BRIEF
Look through the listing below and count the lines holding "Reinhold". Reply with the number alone.

GIVEN DATA
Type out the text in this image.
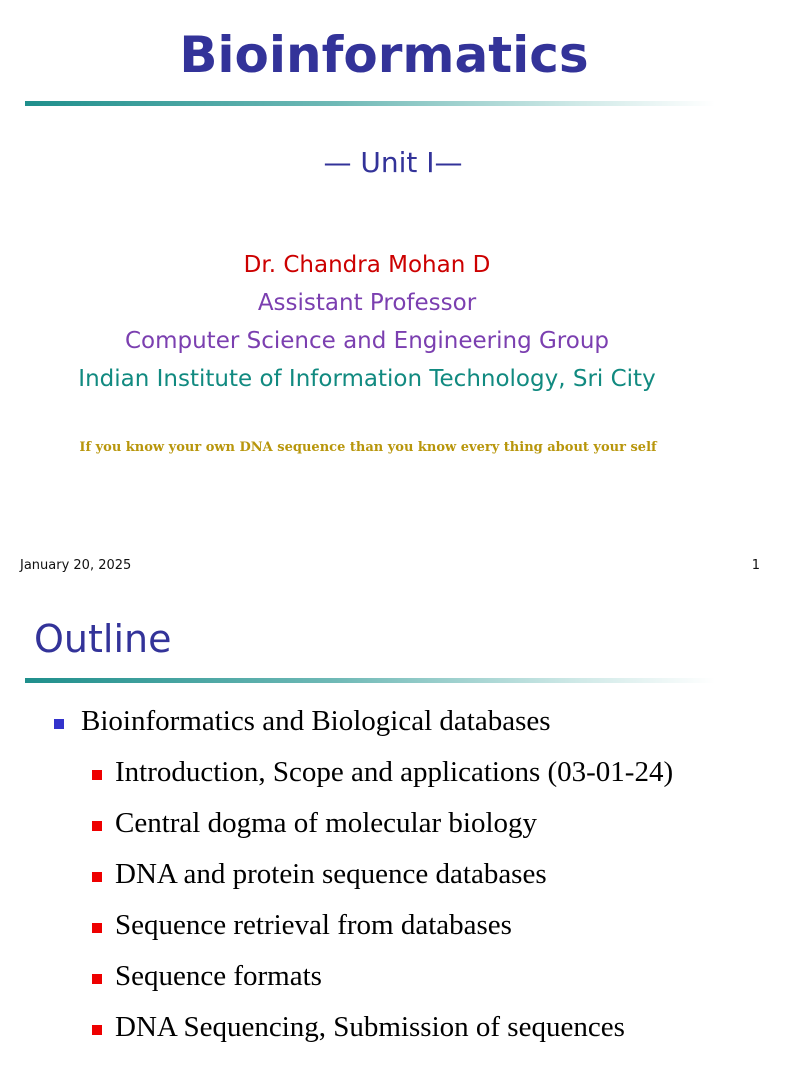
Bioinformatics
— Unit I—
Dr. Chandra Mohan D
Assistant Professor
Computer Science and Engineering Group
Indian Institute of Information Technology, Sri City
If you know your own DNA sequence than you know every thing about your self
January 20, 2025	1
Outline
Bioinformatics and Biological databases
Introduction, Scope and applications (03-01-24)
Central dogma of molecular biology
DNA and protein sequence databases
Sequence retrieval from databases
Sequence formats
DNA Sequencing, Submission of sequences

--

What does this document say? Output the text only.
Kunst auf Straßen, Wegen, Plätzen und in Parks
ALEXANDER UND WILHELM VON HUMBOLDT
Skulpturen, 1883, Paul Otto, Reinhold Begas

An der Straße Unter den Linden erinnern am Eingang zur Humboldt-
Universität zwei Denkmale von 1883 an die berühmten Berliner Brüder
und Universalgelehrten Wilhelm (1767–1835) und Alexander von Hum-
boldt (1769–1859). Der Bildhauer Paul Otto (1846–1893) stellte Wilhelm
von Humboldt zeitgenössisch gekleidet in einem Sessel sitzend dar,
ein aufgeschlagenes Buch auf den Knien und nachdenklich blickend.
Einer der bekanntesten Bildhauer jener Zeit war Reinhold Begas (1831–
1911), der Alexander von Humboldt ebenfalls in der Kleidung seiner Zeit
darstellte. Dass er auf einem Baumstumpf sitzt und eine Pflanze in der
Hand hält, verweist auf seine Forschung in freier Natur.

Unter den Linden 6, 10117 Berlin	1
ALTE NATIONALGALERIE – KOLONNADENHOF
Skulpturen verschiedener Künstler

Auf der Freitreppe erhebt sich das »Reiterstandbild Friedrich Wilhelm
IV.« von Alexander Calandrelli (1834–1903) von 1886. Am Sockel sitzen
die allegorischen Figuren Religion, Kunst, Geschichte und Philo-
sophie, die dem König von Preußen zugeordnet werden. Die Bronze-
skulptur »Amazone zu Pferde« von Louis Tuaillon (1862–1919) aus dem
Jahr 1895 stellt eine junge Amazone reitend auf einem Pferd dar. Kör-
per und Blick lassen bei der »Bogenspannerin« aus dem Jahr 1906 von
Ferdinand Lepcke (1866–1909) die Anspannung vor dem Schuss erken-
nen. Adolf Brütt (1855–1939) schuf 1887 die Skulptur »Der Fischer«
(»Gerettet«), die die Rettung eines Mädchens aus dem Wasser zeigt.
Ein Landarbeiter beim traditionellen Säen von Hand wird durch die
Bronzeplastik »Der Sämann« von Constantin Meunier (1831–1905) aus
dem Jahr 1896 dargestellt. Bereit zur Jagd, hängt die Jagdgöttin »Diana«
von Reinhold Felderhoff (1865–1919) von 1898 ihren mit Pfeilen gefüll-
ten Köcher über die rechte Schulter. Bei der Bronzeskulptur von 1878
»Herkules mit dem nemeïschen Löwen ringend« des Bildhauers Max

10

REPLY
3